#### THE PROBLEM:
Wherever the string "вода" occurs in a line of these records, report that line.
++++ SUPPLIED ENTRIES ++++
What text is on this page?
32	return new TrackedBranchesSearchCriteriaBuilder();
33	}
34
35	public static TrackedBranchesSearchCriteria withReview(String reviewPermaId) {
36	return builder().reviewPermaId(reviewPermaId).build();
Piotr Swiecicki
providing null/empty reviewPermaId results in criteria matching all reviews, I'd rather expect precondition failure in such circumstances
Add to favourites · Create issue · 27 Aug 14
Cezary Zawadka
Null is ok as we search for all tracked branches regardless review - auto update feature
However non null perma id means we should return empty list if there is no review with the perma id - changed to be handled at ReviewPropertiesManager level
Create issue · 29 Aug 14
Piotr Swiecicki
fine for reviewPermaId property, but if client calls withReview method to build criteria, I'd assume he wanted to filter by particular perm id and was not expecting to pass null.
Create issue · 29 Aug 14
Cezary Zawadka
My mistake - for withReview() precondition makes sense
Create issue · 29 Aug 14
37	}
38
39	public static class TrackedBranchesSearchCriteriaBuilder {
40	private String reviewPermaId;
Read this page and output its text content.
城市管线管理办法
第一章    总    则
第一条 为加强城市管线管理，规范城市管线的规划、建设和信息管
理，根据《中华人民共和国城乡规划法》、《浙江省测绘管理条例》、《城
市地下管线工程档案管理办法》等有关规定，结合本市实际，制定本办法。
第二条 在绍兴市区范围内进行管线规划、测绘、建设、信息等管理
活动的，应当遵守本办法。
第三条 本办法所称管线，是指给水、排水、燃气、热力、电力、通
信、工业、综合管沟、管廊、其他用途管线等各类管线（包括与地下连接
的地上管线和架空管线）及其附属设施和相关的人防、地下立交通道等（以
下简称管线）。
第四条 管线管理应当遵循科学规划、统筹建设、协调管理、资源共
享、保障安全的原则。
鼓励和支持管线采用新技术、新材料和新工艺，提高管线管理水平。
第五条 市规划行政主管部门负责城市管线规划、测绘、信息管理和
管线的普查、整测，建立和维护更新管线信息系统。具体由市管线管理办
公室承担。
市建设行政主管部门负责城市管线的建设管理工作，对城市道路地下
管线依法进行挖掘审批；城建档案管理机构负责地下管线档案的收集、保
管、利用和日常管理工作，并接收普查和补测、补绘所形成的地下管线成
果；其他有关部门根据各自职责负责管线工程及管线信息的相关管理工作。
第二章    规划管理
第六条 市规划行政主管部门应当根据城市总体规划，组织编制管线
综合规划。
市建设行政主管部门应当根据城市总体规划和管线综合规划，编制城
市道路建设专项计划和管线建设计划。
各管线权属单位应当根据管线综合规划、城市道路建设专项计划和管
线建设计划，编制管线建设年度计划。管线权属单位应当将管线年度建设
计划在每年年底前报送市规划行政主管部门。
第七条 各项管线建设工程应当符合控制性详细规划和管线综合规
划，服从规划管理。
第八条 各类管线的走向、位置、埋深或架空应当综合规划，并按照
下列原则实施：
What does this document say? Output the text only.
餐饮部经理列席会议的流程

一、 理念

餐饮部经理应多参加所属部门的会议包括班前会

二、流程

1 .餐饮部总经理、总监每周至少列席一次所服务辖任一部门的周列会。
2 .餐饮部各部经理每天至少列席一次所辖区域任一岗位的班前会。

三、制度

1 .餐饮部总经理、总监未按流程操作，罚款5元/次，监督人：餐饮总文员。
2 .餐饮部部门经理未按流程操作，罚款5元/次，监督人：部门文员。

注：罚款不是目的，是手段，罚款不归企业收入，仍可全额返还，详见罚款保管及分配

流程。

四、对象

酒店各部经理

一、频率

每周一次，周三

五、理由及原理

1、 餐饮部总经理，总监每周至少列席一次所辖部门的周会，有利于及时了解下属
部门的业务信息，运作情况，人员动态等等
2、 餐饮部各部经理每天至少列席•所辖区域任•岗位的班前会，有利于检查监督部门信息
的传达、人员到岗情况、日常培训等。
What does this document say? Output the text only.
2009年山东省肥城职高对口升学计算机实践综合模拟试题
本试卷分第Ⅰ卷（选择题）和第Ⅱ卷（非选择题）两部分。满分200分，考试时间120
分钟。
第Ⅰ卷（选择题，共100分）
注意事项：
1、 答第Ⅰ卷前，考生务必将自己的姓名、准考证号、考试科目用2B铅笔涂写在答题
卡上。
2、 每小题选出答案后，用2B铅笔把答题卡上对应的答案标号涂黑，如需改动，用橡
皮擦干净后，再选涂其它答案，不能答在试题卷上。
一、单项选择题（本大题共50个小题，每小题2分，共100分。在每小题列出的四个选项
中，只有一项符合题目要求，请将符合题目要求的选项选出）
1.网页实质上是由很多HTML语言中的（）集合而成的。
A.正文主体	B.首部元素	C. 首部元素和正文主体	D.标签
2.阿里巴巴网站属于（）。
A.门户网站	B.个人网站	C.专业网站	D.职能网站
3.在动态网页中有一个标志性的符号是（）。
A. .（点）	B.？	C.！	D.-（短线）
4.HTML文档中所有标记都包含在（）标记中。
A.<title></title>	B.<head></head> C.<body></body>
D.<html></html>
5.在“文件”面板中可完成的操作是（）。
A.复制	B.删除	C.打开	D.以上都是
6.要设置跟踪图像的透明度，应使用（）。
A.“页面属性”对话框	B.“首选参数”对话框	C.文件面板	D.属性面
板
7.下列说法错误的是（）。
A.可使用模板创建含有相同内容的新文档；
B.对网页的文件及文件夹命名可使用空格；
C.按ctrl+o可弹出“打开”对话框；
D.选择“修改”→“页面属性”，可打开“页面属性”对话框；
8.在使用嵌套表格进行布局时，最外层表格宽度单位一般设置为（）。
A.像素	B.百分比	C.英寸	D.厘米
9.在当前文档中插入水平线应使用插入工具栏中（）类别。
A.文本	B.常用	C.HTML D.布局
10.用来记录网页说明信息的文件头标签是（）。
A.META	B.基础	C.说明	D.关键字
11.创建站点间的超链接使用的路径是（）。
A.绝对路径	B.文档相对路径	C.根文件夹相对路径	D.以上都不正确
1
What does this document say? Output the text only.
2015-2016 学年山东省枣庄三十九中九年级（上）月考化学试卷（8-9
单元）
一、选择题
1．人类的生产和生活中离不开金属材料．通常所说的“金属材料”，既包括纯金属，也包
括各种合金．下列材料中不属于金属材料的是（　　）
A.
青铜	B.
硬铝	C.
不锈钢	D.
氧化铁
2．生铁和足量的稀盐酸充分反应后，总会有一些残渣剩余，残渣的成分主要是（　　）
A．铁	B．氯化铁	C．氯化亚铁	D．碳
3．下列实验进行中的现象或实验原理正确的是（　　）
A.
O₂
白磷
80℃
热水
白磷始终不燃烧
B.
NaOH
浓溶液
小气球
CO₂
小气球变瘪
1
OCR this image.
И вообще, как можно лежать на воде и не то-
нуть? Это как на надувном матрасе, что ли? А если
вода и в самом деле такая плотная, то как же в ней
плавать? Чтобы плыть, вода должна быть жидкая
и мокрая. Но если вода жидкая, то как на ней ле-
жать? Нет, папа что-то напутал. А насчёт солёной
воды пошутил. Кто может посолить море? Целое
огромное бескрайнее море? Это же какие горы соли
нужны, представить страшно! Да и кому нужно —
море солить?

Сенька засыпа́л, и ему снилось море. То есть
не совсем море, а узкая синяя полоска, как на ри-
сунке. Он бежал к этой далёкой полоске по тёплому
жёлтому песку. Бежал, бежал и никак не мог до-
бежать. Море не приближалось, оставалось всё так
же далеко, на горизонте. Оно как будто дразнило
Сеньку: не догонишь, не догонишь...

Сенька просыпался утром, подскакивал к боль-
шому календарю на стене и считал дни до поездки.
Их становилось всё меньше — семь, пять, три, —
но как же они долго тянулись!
++++
#### EXERCISE SOLUTION:
вода и в самом деле такая плотная, то как же в ней
плавать? Чтобы плыть, вода должна быть жидкая
и мокрая. Но если вода жидкая, то как на ней ле-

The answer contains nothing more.